== DATASET RECORDS ==

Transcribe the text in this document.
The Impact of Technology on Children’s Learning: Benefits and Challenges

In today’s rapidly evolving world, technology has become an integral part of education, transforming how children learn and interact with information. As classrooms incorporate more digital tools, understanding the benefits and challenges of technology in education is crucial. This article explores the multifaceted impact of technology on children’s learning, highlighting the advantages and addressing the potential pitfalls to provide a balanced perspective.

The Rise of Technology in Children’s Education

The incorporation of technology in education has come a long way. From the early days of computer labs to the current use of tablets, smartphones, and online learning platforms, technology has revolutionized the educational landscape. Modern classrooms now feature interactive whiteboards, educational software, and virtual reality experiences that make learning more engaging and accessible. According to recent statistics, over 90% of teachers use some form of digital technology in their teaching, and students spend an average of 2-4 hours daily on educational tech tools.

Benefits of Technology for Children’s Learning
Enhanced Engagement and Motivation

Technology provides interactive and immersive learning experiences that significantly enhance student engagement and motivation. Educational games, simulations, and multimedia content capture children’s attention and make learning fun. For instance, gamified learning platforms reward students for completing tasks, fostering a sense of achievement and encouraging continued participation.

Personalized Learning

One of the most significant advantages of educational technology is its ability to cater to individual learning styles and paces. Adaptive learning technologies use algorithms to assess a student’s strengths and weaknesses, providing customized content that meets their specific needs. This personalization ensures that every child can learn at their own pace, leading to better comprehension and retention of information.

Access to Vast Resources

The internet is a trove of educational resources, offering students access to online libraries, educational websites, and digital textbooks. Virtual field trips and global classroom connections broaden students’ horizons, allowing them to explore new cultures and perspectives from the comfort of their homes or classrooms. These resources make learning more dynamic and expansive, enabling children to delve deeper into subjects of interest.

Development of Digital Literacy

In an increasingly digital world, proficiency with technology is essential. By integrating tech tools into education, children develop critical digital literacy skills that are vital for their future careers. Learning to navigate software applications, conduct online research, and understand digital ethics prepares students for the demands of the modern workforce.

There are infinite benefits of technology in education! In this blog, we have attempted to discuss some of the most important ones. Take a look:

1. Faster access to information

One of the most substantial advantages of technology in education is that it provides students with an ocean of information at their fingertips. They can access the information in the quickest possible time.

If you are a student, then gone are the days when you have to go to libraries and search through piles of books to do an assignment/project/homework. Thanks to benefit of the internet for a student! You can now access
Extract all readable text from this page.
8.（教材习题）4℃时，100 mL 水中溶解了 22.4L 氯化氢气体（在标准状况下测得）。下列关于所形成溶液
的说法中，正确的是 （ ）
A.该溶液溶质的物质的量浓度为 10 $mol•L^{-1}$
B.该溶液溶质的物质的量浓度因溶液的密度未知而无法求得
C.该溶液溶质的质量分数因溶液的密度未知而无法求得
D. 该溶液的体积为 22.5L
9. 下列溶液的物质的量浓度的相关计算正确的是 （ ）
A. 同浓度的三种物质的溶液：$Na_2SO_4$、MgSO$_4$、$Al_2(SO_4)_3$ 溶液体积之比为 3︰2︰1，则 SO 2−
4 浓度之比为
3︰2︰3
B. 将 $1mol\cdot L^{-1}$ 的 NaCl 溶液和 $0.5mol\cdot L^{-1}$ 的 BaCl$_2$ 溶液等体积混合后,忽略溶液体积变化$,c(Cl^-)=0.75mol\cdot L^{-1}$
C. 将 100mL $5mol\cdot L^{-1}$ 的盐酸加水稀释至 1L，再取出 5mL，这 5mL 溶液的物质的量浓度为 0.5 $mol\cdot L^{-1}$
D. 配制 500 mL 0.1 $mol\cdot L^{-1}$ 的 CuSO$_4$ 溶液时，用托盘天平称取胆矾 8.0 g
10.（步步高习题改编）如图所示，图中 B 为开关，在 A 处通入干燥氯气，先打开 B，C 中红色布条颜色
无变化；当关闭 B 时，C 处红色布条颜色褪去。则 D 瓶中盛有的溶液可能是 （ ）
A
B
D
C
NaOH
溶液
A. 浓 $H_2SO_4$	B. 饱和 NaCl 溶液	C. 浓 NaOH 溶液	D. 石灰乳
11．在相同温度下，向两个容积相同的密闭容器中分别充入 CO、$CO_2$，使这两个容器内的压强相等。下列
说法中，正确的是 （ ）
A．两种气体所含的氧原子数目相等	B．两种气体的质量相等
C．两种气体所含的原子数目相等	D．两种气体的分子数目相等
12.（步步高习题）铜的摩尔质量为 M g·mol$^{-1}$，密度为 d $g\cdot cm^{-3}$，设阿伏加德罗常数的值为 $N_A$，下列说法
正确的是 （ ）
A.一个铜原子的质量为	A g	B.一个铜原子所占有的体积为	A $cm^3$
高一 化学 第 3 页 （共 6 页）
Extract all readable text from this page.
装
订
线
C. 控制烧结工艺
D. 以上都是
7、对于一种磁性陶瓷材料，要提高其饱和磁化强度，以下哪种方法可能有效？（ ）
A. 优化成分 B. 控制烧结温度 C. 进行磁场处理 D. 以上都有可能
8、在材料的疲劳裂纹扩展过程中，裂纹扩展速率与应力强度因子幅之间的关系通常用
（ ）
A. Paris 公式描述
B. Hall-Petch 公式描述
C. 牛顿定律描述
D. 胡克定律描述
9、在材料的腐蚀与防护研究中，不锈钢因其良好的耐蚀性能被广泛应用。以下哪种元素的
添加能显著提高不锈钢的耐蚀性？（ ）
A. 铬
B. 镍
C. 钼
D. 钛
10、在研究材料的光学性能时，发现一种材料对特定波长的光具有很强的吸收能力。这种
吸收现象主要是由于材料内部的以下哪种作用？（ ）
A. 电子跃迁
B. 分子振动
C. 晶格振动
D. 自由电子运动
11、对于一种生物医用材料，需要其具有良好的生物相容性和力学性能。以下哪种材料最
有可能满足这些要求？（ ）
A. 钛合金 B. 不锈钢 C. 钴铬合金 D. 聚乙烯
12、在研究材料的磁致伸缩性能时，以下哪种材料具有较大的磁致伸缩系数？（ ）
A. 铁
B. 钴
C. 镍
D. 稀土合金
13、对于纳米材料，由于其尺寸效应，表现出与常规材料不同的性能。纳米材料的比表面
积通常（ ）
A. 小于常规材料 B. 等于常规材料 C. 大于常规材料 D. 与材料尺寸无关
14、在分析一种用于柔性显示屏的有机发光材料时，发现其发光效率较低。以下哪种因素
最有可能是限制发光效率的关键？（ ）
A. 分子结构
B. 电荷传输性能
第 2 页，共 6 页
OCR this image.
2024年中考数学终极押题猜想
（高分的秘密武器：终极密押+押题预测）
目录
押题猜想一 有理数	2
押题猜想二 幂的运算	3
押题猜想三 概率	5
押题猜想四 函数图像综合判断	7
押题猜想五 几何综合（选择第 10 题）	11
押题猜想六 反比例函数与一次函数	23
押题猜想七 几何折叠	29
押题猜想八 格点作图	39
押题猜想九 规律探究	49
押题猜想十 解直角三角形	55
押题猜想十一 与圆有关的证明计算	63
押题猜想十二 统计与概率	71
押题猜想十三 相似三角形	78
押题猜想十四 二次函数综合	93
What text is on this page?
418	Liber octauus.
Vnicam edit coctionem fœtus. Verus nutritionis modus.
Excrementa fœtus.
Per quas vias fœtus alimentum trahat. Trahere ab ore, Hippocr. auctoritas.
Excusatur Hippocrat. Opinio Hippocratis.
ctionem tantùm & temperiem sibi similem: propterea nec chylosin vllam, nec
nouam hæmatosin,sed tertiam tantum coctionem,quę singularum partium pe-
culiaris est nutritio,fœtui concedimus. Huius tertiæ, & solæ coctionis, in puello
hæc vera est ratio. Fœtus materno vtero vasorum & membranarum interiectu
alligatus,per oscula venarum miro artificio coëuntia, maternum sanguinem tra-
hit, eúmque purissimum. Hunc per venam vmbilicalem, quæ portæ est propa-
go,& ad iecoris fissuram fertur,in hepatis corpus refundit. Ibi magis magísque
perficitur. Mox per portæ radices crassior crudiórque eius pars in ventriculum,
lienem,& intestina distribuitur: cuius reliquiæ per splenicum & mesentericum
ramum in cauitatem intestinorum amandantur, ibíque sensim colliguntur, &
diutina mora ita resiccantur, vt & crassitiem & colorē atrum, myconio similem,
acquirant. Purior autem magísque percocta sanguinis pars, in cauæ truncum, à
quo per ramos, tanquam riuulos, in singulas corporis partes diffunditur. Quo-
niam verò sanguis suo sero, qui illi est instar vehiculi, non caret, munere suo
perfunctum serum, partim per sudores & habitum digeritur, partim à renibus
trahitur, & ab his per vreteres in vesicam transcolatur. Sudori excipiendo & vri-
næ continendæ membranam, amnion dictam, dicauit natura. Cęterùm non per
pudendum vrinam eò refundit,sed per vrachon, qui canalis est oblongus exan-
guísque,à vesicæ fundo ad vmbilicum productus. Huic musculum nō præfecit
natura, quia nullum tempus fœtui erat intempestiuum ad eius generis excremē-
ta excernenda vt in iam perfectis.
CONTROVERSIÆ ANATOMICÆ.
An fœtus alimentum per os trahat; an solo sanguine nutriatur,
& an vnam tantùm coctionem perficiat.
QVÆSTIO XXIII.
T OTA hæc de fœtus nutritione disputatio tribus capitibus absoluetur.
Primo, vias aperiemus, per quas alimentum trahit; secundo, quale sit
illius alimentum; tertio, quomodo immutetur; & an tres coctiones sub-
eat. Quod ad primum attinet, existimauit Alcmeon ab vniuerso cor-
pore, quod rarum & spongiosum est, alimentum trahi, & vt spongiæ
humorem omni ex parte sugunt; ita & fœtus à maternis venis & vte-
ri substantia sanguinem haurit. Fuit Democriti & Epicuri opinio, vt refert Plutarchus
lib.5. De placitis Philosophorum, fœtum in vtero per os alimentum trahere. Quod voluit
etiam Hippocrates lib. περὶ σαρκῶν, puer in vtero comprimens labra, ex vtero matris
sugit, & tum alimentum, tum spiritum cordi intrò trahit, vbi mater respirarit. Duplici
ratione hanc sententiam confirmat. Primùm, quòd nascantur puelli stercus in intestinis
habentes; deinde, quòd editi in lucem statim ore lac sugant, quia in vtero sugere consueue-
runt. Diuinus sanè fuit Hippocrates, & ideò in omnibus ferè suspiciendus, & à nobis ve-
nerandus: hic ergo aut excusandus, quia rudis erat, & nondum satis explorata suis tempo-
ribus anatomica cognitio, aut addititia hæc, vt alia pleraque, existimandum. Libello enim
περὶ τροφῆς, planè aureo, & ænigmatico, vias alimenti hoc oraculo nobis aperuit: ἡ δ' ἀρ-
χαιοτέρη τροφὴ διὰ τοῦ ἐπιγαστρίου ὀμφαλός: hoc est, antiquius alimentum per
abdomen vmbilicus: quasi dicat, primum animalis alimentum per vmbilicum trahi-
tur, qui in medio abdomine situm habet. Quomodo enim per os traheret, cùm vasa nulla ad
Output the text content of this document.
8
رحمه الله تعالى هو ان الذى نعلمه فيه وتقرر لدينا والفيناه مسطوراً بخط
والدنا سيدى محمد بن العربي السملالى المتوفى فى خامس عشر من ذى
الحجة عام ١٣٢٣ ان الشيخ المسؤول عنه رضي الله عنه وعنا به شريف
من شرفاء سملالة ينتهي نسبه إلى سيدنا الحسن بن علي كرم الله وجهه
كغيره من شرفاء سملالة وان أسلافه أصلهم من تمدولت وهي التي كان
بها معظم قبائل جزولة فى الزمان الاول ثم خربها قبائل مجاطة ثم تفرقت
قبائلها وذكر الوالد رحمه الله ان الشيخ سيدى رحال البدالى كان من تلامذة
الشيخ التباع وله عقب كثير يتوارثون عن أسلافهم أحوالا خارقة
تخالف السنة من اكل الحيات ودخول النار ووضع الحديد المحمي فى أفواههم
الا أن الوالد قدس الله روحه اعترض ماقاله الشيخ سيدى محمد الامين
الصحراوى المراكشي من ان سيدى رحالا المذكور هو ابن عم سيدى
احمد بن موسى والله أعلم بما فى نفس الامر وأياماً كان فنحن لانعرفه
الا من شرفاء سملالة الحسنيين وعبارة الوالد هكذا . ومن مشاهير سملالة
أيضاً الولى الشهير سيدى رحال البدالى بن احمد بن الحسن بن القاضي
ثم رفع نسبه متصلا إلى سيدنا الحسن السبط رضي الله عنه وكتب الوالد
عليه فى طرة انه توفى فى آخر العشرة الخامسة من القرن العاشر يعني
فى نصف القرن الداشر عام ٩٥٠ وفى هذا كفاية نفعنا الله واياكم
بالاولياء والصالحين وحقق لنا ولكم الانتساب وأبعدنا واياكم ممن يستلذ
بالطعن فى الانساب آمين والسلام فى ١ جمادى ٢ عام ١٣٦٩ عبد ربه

===

▶ WORK REQUIRED: Give the number of lines in the records that contain the string "most", with no other output.

▶ EXERCISE RESULT: 3